■ DIRECTIONS ■
Copy out the following lines character for character, keeping their order and format unchanged.

─── RECORD EXCERPTS ───

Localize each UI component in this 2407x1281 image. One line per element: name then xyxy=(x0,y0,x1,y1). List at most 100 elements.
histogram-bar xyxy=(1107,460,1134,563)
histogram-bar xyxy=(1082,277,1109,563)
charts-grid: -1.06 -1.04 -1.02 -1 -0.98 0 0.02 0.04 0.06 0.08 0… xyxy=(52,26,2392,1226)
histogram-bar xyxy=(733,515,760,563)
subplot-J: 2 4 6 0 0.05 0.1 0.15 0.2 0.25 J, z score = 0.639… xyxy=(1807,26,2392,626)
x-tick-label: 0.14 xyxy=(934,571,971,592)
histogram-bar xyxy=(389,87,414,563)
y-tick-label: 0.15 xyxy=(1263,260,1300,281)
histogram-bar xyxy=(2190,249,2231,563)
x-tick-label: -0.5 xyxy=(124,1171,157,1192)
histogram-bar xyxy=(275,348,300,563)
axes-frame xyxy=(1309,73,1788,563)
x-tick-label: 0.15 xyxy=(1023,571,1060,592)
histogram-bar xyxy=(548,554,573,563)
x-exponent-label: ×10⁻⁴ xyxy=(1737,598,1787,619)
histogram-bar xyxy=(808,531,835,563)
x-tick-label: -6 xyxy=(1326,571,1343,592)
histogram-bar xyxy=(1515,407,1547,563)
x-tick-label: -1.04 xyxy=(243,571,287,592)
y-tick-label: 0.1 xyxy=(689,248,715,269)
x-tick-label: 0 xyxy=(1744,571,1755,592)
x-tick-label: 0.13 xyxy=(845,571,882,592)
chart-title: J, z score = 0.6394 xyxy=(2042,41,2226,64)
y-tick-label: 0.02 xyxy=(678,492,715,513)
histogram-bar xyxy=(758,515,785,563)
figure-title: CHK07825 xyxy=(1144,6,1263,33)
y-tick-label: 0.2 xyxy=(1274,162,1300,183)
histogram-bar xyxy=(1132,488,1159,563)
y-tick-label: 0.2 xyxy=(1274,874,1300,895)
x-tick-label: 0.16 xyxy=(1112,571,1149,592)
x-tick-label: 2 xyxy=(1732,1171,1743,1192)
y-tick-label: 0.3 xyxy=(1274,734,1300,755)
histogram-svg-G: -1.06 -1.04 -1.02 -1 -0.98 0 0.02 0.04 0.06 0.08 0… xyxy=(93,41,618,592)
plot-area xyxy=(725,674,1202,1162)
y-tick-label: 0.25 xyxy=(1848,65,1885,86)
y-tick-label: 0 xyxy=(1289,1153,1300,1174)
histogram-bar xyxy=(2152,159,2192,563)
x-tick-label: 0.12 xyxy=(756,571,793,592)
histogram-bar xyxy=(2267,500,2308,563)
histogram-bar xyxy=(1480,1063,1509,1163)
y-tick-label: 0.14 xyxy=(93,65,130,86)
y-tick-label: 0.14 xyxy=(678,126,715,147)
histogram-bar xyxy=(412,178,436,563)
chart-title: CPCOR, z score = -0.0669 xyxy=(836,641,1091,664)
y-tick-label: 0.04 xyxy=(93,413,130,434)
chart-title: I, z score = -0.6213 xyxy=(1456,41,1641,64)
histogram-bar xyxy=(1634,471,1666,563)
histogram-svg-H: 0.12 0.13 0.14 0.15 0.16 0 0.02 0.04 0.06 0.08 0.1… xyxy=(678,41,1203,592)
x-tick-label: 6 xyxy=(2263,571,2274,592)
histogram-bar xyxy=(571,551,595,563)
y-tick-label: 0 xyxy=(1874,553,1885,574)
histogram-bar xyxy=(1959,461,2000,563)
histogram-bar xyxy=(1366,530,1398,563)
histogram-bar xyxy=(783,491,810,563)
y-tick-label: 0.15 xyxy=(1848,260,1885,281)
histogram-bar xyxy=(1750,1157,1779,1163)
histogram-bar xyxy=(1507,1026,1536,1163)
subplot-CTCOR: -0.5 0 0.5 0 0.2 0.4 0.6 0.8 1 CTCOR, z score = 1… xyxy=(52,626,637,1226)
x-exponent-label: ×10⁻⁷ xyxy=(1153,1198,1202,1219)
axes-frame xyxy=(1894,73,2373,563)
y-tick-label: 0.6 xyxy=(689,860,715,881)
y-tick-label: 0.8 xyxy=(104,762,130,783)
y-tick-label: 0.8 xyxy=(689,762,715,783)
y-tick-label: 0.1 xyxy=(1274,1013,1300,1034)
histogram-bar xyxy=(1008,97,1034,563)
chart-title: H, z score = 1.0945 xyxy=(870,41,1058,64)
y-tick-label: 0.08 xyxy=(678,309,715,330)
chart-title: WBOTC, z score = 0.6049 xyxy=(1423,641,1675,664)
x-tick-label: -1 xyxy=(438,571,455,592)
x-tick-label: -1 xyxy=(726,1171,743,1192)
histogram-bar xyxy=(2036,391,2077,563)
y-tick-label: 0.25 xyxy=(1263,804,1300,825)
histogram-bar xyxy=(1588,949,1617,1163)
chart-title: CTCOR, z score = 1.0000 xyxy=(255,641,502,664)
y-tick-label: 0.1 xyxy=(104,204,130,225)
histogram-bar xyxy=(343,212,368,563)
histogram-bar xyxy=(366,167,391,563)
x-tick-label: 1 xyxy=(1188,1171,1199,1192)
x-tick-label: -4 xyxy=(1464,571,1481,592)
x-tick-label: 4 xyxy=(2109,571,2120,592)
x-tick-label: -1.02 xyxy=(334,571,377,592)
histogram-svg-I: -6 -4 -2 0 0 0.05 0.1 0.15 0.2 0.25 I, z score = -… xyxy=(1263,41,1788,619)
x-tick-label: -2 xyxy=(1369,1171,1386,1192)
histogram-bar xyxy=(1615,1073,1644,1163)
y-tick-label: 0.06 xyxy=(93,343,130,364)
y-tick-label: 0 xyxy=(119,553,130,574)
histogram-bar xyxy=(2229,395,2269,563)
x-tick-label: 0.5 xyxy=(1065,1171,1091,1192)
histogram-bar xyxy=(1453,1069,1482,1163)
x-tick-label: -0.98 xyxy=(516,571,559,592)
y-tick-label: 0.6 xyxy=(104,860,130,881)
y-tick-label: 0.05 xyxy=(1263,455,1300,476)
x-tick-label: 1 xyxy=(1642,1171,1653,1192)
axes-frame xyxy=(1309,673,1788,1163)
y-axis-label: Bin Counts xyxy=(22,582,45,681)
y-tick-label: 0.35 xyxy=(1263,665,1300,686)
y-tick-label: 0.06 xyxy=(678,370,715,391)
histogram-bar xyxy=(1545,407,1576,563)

───

■ EXERCISE RESULT ■
Localize each UI component in this 2407x1281 image. One line per element: name then xyxy=(x0,y0,x1,y1). List at most 100 elements.
histogram-bar xyxy=(1107,460,1134,563)
histogram-bar xyxy=(1082,277,1109,563)
charts-grid: -1.06 -1.04 -1.02 -1 -0.98 0 0.02 0.04 0.06 0.08 0… xyxy=(52,26,2392,1226)
histogram-bar xyxy=(733,515,760,563)
subplot-J: 2 4 6 0 0.05 0.1 0.15 0.2 0.25 J, z score = 0.639… xyxy=(1807,26,2392,626)
x-tick-label: 0.14 xyxy=(934,571,971,592)
histogram-bar xyxy=(389,87,414,563)
y-tick-label: 0.15 xyxy=(1263,260,1300,281)
histogram-bar xyxy=(2190,249,2231,563)
x-tick-label: -0.5 xyxy=(124,1171,157,1192)
histogram-bar xyxy=(275,348,300,563)
axes-frame xyxy=(1309,73,1788,563)
x-tick-label: 0.15 xyxy=(1023,571,1060,592)
histogram-bar xyxy=(548,554,573,563)
x-exponent-label: ×10⁻⁴ xyxy=(1737,598,1787,619)
histogram-bar xyxy=(808,531,835,563)
x-tick-label: -6 xyxy=(1326,571,1343,592)
histogram-bar xyxy=(1515,407,1547,563)
x-tick-label: -1.04 xyxy=(243,571,287,592)
y-tick-label: 0.1 xyxy=(689,248,715,269)
x-tick-label: 0 xyxy=(1744,571,1755,592)
x-tick-label: 0.13 xyxy=(845,571,882,592)
chart-title: J, z score = 0.6394 xyxy=(2042,41,2226,64)
y-tick-label: 0.02 xyxy=(678,492,715,513)
histogram-bar xyxy=(758,515,785,563)
figure-title: CHK07825 xyxy=(1144,6,1263,33)
y-tick-label: 0.2 xyxy=(1274,162,1300,183)
histogram-bar xyxy=(1132,488,1159,563)
y-tick-label: 0.2 xyxy=(1274,874,1300,895)
x-tick-label: 0.16 xyxy=(1112,571,1149,592)
x-tick-label: 2 xyxy=(1732,1171,1743,1192)
y-tick-label: 0.3 xyxy=(1274,734,1300,755)
histogram-svg-G: -1.06 -1.04 -1.02 -1 -0.98 0 0.02 0.04 0.06 0.08 0… xyxy=(93,41,618,592)
plot-area xyxy=(725,674,1202,1162)
y-tick-label: 0.25 xyxy=(1848,65,1885,86)
y-tick-label: 0 xyxy=(1289,1153,1300,1174)
histogram-bar xyxy=(2152,159,2192,563)
x-tick-label: 0.12 xyxy=(756,571,793,592)
histogram-bar xyxy=(2267,500,2308,563)
histogram-bar xyxy=(1480,1063,1509,1163)
y-tick-label: 0.14 xyxy=(93,65,130,86)
y-tick-label: 0.14 xyxy=(678,126,715,147)
histogram-bar xyxy=(412,178,436,563)
chart-title: CPCOR, z score = -0.0669 xyxy=(836,641,1091,664)
y-tick-label: 0.04 xyxy=(93,413,130,434)
chart-title: I, z score = -0.6213 xyxy=(1456,41,1641,64)
histogram-bar xyxy=(1634,471,1666,563)
histogram-svg-H: 0.12 0.13 0.14 0.15 0.16 0 0.02 0.04 0.06 0.08 0.1… xyxy=(678,41,1203,592)
x-tick-label: 6 xyxy=(2263,571,2274,592)
histogram-bar xyxy=(571,551,595,563)
y-tick-label: 0 xyxy=(1874,553,1885,574)
histogram-bar xyxy=(1959,461,2000,563)
histogram-bar xyxy=(1366,530,1398,563)
histogram-bar xyxy=(783,491,810,563)
y-tick-label: 0.15 xyxy=(1848,260,1885,281)
histogram-bar xyxy=(1750,1157,1779,1163)
histogram-bar xyxy=(1507,1026,1536,1163)
subplot-CTCOR: -0.5 0 0.5 0 0.2 0.4 0.6 0.8 1 CTCOR, z score = 1… xyxy=(52,626,637,1226)
x-exponent-label: ×10⁻⁷ xyxy=(1153,1198,1202,1219)
axes-frame xyxy=(1894,73,2373,563)
y-tick-label: 0.6 xyxy=(689,860,715,881)
y-tick-label: 0.8 xyxy=(104,762,130,783)
y-tick-label: 0.8 xyxy=(689,762,715,783)
y-tick-label: 0.1 xyxy=(1274,1013,1300,1034)
histogram-bar xyxy=(1008,97,1034,563)
chart-title: H, z score = 1.0945 xyxy=(870,41,1058,64)
y-tick-label: 0.08 xyxy=(678,309,715,330)
chart-title: WBOTC, z score = 0.6049 xyxy=(1423,641,1675,664)
x-tick-label: -1 xyxy=(438,571,455,592)
x-tick-label: -1 xyxy=(726,1171,743,1192)
histogram-bar xyxy=(2036,391,2077,563)
y-tick-label: 0.25 xyxy=(1263,804,1300,825)
histogram-bar xyxy=(1588,949,1617,1163)
chart-title: CTCOR, z score = 1.0000 xyxy=(255,641,502,664)
y-tick-label: 0.1 xyxy=(104,204,130,225)
histogram-bar xyxy=(343,212,368,563)
histogram-bar xyxy=(366,167,391,563)
x-tick-label: 1 xyxy=(1188,1171,1199,1192)
x-tick-label: -4 xyxy=(1464,571,1481,592)
x-tick-label: 4 xyxy=(2109,571,2120,592)
x-tick-label: -1.02 xyxy=(334,571,377,592)
histogram-svg-I: -6 -4 -2 0 0 0.05 0.1 0.15 0.2 0.25 I, z score = -… xyxy=(1263,41,1788,619)
x-tick-label: -2 xyxy=(1369,1171,1386,1192)
histogram-bar xyxy=(1615,1073,1644,1163)
y-tick-label: 0.06 xyxy=(93,343,130,364)
y-tick-label: 0 xyxy=(119,553,130,574)
histogram-bar xyxy=(2229,395,2269,563)
x-tick-label: 0.5 xyxy=(1065,1171,1091,1192)
histogram-bar xyxy=(1453,1069,1482,1163)
x-tick-label: -0.98 xyxy=(516,571,559,592)
y-tick-label: 0.6 xyxy=(104,860,130,881)
y-tick-label: 0.05 xyxy=(1263,455,1300,476)
x-tick-label: 1 xyxy=(1642,1171,1653,1192)
axes-frame xyxy=(1309,673,1788,1163)
y-axis-label: Bin Counts xyxy=(22,582,45,681)
y-tick-label: 0.35 xyxy=(1263,665,1300,686)
y-tick-label: 0.06 xyxy=(678,370,715,391)
histogram-bar xyxy=(1545,407,1576,563)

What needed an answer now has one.